Job: In your copy, include every line of the listing below exactly but none of the pictures.
--- Start of Supplied records ---
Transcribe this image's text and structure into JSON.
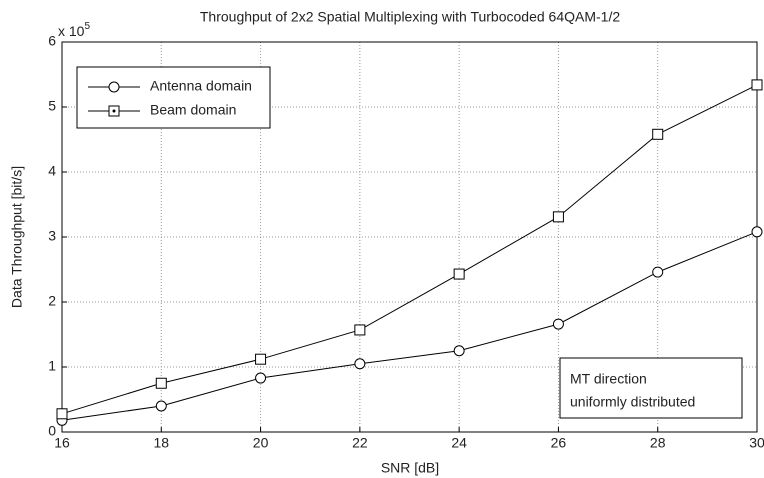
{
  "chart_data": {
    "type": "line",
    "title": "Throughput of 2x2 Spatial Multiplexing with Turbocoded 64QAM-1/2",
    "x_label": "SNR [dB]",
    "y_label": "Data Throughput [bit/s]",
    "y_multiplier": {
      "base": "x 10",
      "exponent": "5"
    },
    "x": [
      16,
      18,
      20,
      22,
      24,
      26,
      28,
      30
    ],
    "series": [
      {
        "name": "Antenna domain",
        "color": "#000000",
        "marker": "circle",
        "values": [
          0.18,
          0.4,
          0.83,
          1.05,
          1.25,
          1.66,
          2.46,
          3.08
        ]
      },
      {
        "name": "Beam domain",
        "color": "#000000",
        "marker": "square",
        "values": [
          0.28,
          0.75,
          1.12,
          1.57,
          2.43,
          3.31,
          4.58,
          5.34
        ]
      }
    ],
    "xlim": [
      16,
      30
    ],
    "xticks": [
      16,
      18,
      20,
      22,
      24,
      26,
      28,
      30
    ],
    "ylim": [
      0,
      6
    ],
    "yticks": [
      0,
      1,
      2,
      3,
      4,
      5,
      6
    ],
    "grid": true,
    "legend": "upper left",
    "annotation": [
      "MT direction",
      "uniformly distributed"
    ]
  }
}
--- End of Supplied records ---
The response:
Transcribe this image's text and structure into JSON.
{
  "chart_data": {
    "type": "line",
    "title": "Throughput of 2x2 Spatial Multiplexing with Turbocoded 64QAM-1/2",
    "x_label": "SNR [dB]",
    "y_label": "Data Throughput [bit/s]",
    "y_multiplier": {
      "base": "x 10",
      "exponent": "5"
    },
    "x": [
      16,
      18,
      20,
      22,
      24,
      26,
      28,
      30
    ],
    "series": [
      {
        "name": "Antenna domain",
        "color": "#000000",
        "marker": "circle",
        "values": [
          0.18,
          0.4,
          0.83,
          1.05,
          1.25,
          1.66,
          2.46,
          3.08
        ]
      },
      {
        "name": "Beam domain",
        "color": "#000000",
        "marker": "square",
        "values": [
          0.28,
          0.75,
          1.12,
          1.57,
          2.43,
          3.31,
          4.58,
          5.34
        ]
      }
    ],
    "xlim": [
      16,
      30
    ],
    "xticks": [
      16,
      18,
      20,
      22,
      24,
      26,
      28,
      30
    ],
    "ylim": [
      0,
      6
    ],
    "yticks": [
      0,
      1,
      2,
      3,
      4,
      5,
      6
    ],
    "grid": true,
    "legend": "upper left",
    "annotation": [
      "MT direction",
      "uniformly distributed"
    ]
  }
}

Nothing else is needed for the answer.